- _Directions for this task_
Leaving out every picture, quote the data below exactly as it appears.

- _Data records_
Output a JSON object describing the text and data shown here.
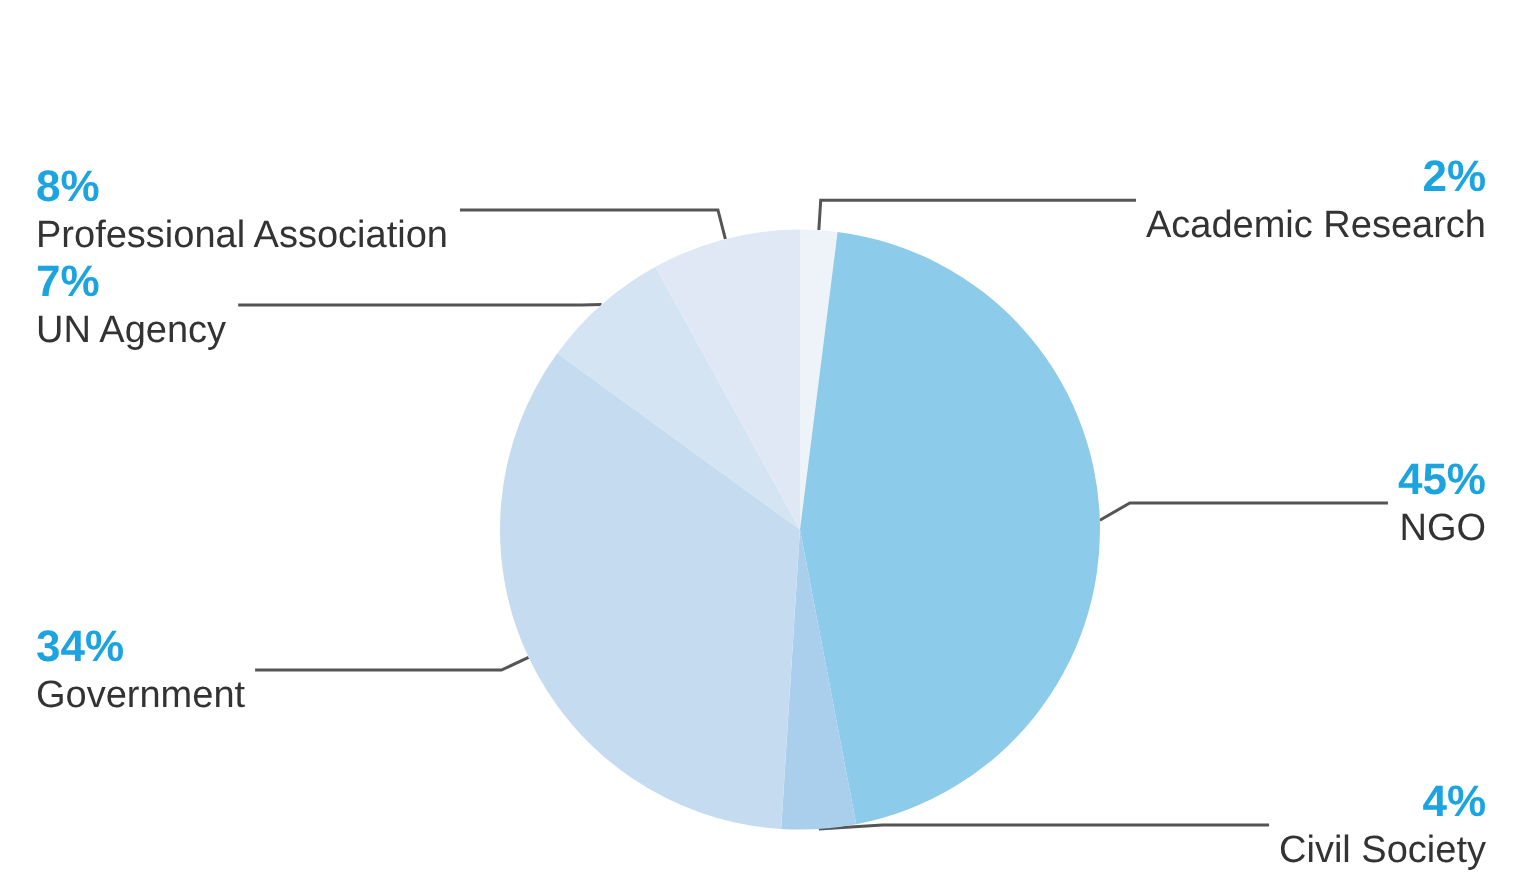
{
  "chart_data": {
    "type": "pie",
    "categories": [
      "Academic Research",
      "NGO",
      "Civil Society",
      "Government",
      "UN Agency",
      "Professional Association"
    ],
    "values": [
      2,
      45,
      4,
      34,
      7,
      8
    ],
    "value_labels": [
      "2%",
      "45%",
      "4%",
      "34%",
      "7%",
      "8%"
    ],
    "colors": [
      "#eef3fa",
      "#8ccbe9",
      "#a9cfec",
      "#c5dcf0",
      "#d5e4f2",
      "#dfe8f4"
    ],
    "legend": false
  }
}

- _Answer to this task_
Output a JSON object describing the text and data shown here.
{
  "chart_data": {
    "type": "pie",
    "categories": [
      "Academic Research",
      "NGO",
      "Civil Society",
      "Government",
      "UN Agency",
      "Professional Association"
    ],
    "values": [
      2,
      45,
      4,
      34,
      7,
      8
    ],
    "value_labels": [
      "2%",
      "45%",
      "4%",
      "34%",
      "7%",
      "8%"
    ],
    "colors": [
      "#eef3fa",
      "#8ccbe9",
      "#a9cfec",
      "#c5dcf0",
      "#d5e4f2",
      "#dfe8f4"
    ],
    "legend": false
  }
}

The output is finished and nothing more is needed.